#### Passage ####
Divya Kiran Kadiyala

I am an AI Performance Architect at Hewlett Packard Enterprise (HPE), where I develop tailored system architectures for parallel, scientific, and deep learning AI/ML workloads in High Performance Computing environments. My work spans computer architecture, memory system design, distributed AI/ML systems, and CXL-based technologies, with a focus on accelerating memory bandwidth-intensive applications in resource-constrained environments.

Prior to joining HPE, I completed my PhD at Georgia Institute of Technology, Atlanta, advised by Dr. Alexandros Daglis, Associate Professor in the School of Computer Science. My doctoral research focused on designing and developing tailored memory system optimizations to enhance the performance of parallel, scientific, and deep learning AI/ML workloads, drawing on insights from computer architecture, memory system design, distributed AI/ML systems, and CXL technologies.

Earlier, I earned my Master’s in Electrical Engineering from Arizona State University, Tempe, and worked as a Sr. Applications Engineer at Cadence Design Systems, San Jose, CA. For more details, please refer to my CV.

I am always open to opportunities and collaborations where I can apply my academic expertise and industry experience to drive innovation in next-generation memory and computer system architectures. If my profile aligns with your interests, please feel free to reach out via email or LinkedIn.

Thesis Topic: Memory system optimizations for parallel and bandwidth-intensive workloads
The growing performance and bandwidth demands of modern datacenter and HPC workloads are driving innovation in memory system design. My research adopts a holistic approach to optimizing memory systems across multiple levels of the system hierarchy—chip, server, and cluster—through architectural techniques integrated with system software. By jointly considering workload-specific characteristics and underlying hardware capabilities, these innovations demonstrate how tailored memory system designs can significantly enhance the performance of parallel, scientific, and AI/ML workloads in resource-constrained and bandwidth-intensive environments..
####
Challenges:
[1] Duplicate word for word the part of the profile starting with "Prior to joining" and going on through "and CXL technologies.".
[2] Set down verbatim the lines of the listing from its first line through the line with "svg-text:C: C bbox=[328, 616, 343, 639]", including both of those lines.
The profile above has no connection to the listing that comes after it.
#### Material to process ####
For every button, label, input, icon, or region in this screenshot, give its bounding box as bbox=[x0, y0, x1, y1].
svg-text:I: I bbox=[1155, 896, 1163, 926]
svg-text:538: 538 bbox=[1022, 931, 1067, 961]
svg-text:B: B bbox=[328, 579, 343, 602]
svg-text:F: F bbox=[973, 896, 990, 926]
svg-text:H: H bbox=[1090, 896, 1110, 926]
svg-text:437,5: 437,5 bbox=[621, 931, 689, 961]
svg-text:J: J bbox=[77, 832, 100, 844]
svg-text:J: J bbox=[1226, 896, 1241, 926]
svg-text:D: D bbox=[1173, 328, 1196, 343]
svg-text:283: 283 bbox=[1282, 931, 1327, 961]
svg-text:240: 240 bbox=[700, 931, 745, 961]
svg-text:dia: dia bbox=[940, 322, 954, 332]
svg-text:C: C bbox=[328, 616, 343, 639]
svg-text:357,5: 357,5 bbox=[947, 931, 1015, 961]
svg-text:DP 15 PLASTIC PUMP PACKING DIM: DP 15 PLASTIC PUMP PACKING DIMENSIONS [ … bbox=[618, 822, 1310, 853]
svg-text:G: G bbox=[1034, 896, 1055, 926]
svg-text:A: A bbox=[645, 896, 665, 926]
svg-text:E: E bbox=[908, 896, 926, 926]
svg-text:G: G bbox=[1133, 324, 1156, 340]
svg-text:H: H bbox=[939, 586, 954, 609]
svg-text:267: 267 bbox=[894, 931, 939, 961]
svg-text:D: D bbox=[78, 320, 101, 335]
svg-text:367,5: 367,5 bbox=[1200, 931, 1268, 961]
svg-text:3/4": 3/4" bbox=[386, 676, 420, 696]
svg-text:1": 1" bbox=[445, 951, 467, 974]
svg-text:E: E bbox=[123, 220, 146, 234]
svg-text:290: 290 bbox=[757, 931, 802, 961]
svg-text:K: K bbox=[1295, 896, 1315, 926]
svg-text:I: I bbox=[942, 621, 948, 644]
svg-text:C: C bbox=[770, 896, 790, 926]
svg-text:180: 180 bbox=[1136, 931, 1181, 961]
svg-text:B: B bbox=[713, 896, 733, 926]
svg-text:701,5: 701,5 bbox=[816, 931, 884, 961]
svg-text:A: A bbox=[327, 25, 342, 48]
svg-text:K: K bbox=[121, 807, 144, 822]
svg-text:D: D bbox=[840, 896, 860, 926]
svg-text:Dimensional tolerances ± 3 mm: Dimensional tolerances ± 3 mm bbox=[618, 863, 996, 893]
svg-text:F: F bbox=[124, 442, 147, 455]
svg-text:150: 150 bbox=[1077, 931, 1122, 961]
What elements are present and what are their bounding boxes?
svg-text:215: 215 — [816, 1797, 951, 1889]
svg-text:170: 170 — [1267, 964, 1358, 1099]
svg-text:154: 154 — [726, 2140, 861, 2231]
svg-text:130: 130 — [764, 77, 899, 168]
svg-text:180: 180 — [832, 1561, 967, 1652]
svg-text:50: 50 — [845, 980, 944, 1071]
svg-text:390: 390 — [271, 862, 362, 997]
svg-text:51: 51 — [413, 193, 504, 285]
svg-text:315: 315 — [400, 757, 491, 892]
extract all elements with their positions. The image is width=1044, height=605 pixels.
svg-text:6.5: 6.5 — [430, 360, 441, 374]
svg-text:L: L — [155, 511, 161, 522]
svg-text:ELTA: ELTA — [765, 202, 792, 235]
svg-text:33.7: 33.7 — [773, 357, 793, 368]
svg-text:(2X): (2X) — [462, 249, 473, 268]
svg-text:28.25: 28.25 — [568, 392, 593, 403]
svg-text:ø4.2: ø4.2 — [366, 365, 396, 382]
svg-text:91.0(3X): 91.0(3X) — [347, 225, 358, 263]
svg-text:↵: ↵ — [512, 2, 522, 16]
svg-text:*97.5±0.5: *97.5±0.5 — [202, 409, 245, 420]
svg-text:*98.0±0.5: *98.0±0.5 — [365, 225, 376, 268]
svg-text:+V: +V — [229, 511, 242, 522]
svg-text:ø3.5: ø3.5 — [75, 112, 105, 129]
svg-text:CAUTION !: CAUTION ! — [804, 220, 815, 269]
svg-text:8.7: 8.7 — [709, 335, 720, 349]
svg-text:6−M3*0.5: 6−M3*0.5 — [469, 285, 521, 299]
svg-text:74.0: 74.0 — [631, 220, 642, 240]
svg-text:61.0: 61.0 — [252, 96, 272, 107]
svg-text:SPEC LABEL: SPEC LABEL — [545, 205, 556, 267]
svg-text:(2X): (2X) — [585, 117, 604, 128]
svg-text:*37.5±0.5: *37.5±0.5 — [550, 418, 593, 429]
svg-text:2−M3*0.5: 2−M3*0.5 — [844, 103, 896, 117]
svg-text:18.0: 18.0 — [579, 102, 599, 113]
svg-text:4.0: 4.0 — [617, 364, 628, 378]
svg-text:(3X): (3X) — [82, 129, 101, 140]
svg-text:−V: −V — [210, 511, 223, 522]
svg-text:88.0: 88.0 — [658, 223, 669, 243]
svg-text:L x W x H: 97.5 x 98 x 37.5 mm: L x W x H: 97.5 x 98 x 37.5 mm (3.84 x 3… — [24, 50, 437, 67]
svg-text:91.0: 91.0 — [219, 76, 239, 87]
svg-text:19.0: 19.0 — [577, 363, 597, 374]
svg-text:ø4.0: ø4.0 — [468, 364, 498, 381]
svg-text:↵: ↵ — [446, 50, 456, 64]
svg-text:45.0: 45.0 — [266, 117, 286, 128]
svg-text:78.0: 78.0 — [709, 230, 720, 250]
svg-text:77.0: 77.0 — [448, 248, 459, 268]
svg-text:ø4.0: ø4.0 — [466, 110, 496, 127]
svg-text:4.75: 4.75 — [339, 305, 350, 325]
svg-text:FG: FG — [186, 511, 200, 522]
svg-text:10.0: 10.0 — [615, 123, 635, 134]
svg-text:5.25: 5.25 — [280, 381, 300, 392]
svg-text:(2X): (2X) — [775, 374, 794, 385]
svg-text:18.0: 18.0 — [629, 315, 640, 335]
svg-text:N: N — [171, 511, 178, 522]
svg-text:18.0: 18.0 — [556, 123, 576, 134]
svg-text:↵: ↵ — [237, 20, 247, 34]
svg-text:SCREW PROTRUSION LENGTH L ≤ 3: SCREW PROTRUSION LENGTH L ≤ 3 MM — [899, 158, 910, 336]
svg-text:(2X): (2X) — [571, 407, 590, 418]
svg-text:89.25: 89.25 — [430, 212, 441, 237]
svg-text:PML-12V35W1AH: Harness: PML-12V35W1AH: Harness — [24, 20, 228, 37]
####
Problem solutions:
[1]
Prior to joining HPE, I completed my PhD at Georgia Institute of Technology, Atlanta, advised by Dr. Alexandros Daglis, Associate Professor in the School of Computer Science. My doctoral research focused on designing and developing tailored memory system optimizations to enhance the performance of parallel, scientific, and deep learning AI/ML workloads, drawing on insights from computer architecture, memory system design, distributed AI/ML systems, and CXL technologies.

[2]
For every button, label, input, icon, or region in this screenshot, give its bounding box as bbox=[x0, y0, x1, y1].
svg-text:I: I bbox=[1155, 896, 1163, 926]
svg-text:538: 538 bbox=[1022, 931, 1067, 961]
svg-text:B: B bbox=[328, 579, 343, 602]
svg-text:F: F bbox=[973, 896, 990, 926]
svg-text:H: H bbox=[1090, 896, 1110, 926]
svg-text:437,5: 437,5 bbox=[621, 931, 689, 961]
svg-text:J: J bbox=[77, 832, 100, 844]
svg-text:J: J bbox=[1226, 896, 1241, 926]
svg-text:D: D bbox=[1173, 328, 1196, 343]
svg-text:283: 283 bbox=[1282, 931, 1327, 961]
svg-text:240: 240 bbox=[700, 931, 745, 961]
svg-text:dia: dia bbox=[940, 322, 954, 332]
svg-text:C: C bbox=[328, 616, 343, 639]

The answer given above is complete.